▶ **WHAT TO DO**: Write out the entire listing below exactly, with the pictures left out.

----- RECORDS PROVIDED -----

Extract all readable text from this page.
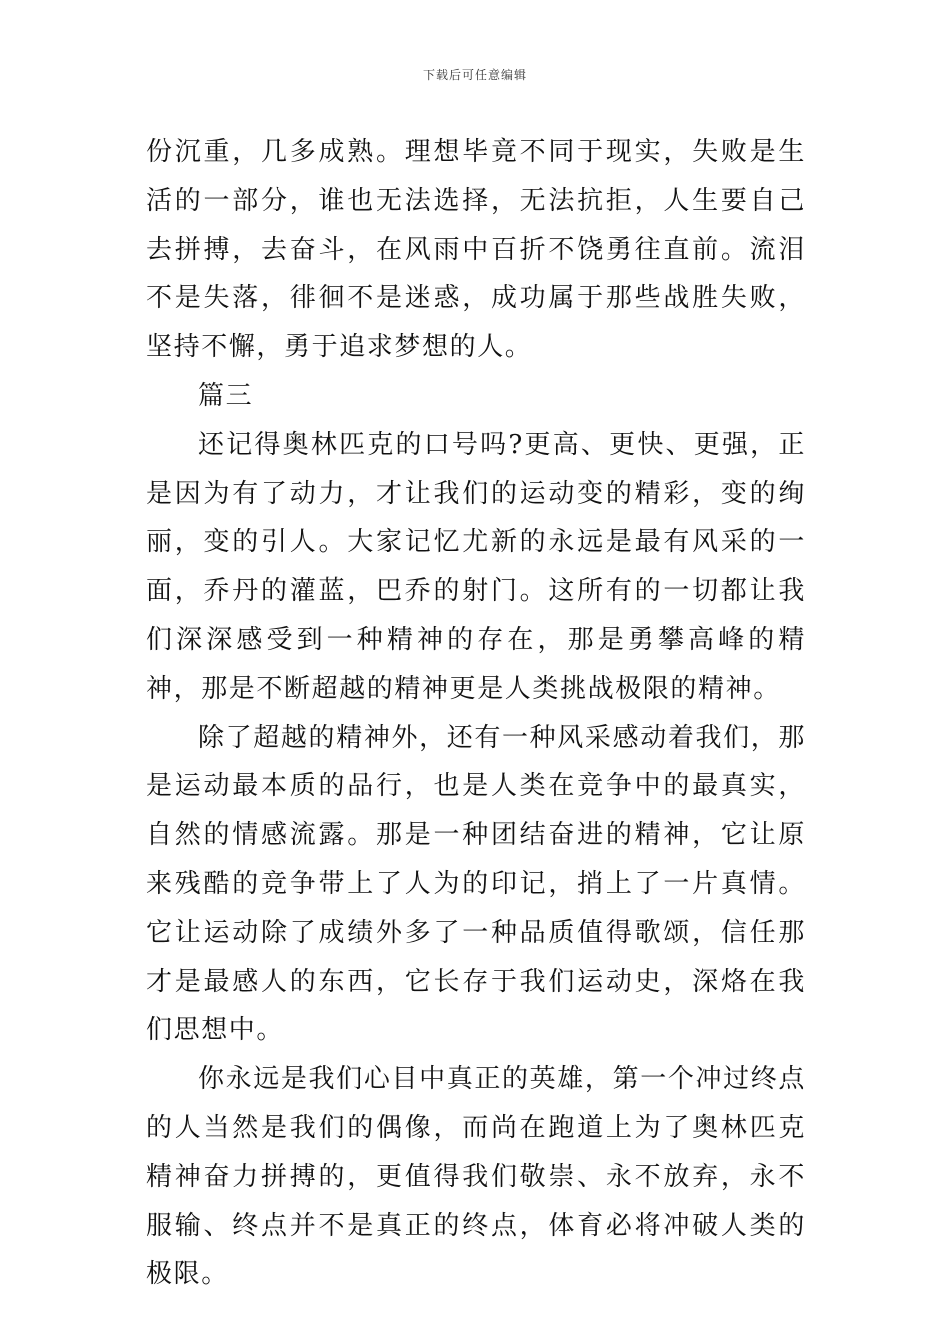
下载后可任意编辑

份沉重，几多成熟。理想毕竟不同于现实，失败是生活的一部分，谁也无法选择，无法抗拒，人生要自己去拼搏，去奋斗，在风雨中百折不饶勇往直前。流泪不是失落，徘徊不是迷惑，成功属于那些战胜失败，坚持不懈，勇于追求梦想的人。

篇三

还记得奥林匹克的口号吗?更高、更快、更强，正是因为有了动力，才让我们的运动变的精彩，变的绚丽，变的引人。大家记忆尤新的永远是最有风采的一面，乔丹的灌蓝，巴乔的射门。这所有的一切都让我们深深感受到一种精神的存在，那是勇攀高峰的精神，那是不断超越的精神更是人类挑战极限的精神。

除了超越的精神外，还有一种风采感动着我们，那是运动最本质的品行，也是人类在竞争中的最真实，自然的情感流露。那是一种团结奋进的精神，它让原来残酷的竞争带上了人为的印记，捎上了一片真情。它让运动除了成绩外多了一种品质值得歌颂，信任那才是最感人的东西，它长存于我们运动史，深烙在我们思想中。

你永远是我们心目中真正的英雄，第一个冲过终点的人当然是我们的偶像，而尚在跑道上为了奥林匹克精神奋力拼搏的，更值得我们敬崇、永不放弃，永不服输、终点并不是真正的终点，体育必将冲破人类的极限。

-----

▶ **RESPONSE TO THE EXERCISE**:
Extract all readable text from this page.
下载后可任意编辑

份沉重，几多成熟。理想毕竟不同于现实，失败是生活的一部分，谁也无法选择，无法抗拒，人生要自己去拼搏，去奋斗，在风雨中百折不饶勇往直前。流泪不是失落，徘徊不是迷惑，成功属于那些战胜失败，坚持不懈，勇于追求梦想的人。

篇三

还记得奥林匹克的口号吗?更高、更快、更强，正是因为有了动力，才让我们的运动变的精彩，变的绚丽，变的引人。大家记忆尤新的永远是最有风采的一面，乔丹的灌蓝，巴乔的射门。这所有的一切都让我们深深感受到一种精神的存在，那是勇攀高峰的精神，那是不断超越的精神更是人类挑战极限的精神。

除了超越的精神外，还有一种风采感动着我们，那是运动最本质的品行，也是人类在竞争中的最真实，自然的情感流露。那是一种团结奋进的精神，它让原来残酷的竞争带上了人为的印记，捎上了一片真情。它让运动除了成绩外多了一种品质值得歌颂，信任那才是最感人的东西，它长存于我们运动史，深烙在我们思想中。

你永远是我们心目中真正的英雄，第一个冲过终点的人当然是我们的偶像，而尚在跑道上为了奥林匹克精神奋力拼搏的，更值得我们敬崇、永不放弃，永不服输、终点并不是真正的终点，体育必将冲破人类的极限。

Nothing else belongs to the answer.